## start Material shown

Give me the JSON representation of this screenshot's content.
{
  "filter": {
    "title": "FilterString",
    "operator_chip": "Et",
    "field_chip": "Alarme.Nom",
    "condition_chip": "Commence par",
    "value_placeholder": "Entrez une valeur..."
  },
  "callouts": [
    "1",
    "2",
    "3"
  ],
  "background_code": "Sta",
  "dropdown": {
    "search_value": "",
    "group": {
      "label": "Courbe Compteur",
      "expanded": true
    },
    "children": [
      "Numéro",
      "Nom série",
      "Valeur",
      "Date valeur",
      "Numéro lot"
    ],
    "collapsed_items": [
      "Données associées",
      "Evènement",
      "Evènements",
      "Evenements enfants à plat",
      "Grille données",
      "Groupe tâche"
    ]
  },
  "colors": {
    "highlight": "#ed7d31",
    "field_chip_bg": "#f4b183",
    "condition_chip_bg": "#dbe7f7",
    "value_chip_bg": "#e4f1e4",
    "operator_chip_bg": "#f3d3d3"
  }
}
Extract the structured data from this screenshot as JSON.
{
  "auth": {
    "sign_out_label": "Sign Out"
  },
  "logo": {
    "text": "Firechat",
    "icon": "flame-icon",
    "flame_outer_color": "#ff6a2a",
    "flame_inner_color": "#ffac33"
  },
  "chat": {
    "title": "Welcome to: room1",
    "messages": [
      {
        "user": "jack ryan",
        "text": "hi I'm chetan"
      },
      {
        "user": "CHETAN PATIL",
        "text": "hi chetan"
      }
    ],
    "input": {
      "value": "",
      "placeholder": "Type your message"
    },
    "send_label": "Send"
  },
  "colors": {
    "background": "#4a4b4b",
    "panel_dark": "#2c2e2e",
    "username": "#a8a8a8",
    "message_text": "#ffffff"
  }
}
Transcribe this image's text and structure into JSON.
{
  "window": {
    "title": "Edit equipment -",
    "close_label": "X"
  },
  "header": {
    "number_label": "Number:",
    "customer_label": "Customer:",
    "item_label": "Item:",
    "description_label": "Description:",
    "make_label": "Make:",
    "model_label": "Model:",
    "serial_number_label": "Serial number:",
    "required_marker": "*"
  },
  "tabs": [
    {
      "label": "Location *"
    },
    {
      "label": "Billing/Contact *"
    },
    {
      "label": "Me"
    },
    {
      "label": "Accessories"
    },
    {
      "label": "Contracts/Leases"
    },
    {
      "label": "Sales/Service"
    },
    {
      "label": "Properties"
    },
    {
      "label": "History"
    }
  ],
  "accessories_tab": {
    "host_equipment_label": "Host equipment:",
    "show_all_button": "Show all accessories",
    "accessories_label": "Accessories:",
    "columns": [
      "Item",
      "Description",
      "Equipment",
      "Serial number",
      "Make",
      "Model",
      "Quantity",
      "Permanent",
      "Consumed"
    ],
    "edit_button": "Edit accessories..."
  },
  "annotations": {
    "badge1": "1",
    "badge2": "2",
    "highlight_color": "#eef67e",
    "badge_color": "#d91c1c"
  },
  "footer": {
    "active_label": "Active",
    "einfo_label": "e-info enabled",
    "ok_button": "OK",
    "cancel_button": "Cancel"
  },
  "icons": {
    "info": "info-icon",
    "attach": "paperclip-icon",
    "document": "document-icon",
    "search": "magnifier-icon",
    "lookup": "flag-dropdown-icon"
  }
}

## end Material shown

__Exercise goal__
Please restate the records in full, word for word.

__Response below__
Give me the JSON representation of this screenshot's content.
{
  "filter": {
    "title": "FilterString",
    "operator_chip": "Et",
    "field_chip": "Alarme.Nom",
    "condition_chip": "Commence par",
    "value_placeholder": "Entrez une valeur..."
  },
  "callouts": [
    "1",
    "2",
    "3"
  ],
  "background_code": "Sta",
  "dropdown": {
    "search_value": "",
    "group": {
      "label": "Courbe Compteur",
      "expanded": true
    },
    "children": [
      "Numéro",
      "Nom série",
      "Valeur",
      "Date valeur",
      "Numéro lot"
    ],
    "collapsed_items": [
      "Données associées",
      "Evènement",
      "Evènements",
      "Evenements enfants à plat",
      "Grille données",
      "Groupe tâche"
    ]
  },
  "colors": {
    "highlight": "#ed7d31",
    "field_chip_bg": "#f4b183",
    "condition_chip_bg": "#dbe7f7",
    "value_chip_bg": "#e4f1e4",
    "operator_chip_bg": "#f3d3d3"
  }
}
Extract the structured data from this screenshot as JSON.
{
  "auth": {
    "sign_out_label": "Sign Out"
  },
  "logo": {
    "text": "Firechat",
    "icon": "flame-icon",
    "flame_outer_color": "#ff6a2a",
    "flame_inner_color": "#ffac33"
  },
  "chat": {
    "title": "Welcome to: room1",
    "messages": [
      {
        "user": "jack ryan",
        "text": "hi I'm chetan"
      },
      {
        "user": "CHETAN PATIL",
        "text": "hi chetan"
      }
    ],
    "input": {
      "value": "",
      "placeholder": "Type your message"
    },
    "send_label": "Send"
  },
  "colors": {
    "background": "#4a4b4b",
    "panel_dark": "#2c2e2e",
    "username": "#a8a8a8",
    "message_text": "#ffffff"
  }
}
Transcribe this image's text and structure into JSON.
{
  "window": {
    "title": "Edit equipment -",
    "close_label": "X"
  },
  "header": {
    "number_label": "Number:",
    "customer_label": "Customer:",
    "item_label": "Item:",
    "description_label": "Description:",
    "make_label": "Make:",
    "model_label": "Model:",
    "serial_number_label": "Serial number:",
    "required_marker": "*"
  },
  "tabs": [
    {
      "label": "Location *"
    },
    {
      "label": "Billing/Contact *"
    },
    {
      "label": "Me"
    },
    {
      "label": "Accessories"
    },
    {
      "label": "Contracts/Leases"
    },
    {
      "label": "Sales/Service"
    },
    {
      "label": "Properties"
    },
    {
      "label": "History"
    }
  ],
  "accessories_tab": {
    "host_equipment_label": "Host equipment:",
    "show_all_button": "Show all accessories",
    "accessories_label": "Accessories:",
    "columns": [
      "Item",
      "Description",
      "Equipment",
      "Serial number",
      "Make",
      "Model",
      "Quantity",
      "Permanent",
      "Consumed"
    ],
    "edit_button": "Edit accessories..."
  },
  "annotations": {
    "badge1": "1",
    "badge2": "2",
    "highlight_color": "#eef67e",
    "badge_color": "#d91c1c"
  },
  "footer": {
    "active_label": "Active",
    "einfo_label": "e-info enabled",
    "ok_button": "OK",
    "cancel_button": "Cancel"
  },
  "icons": {
    "info": "info-icon",
    "attach": "paperclip-icon",
    "document": "document-icon",
    "search": "magnifier-icon",
    "lookup": "flag-dropdown-icon"
  }
}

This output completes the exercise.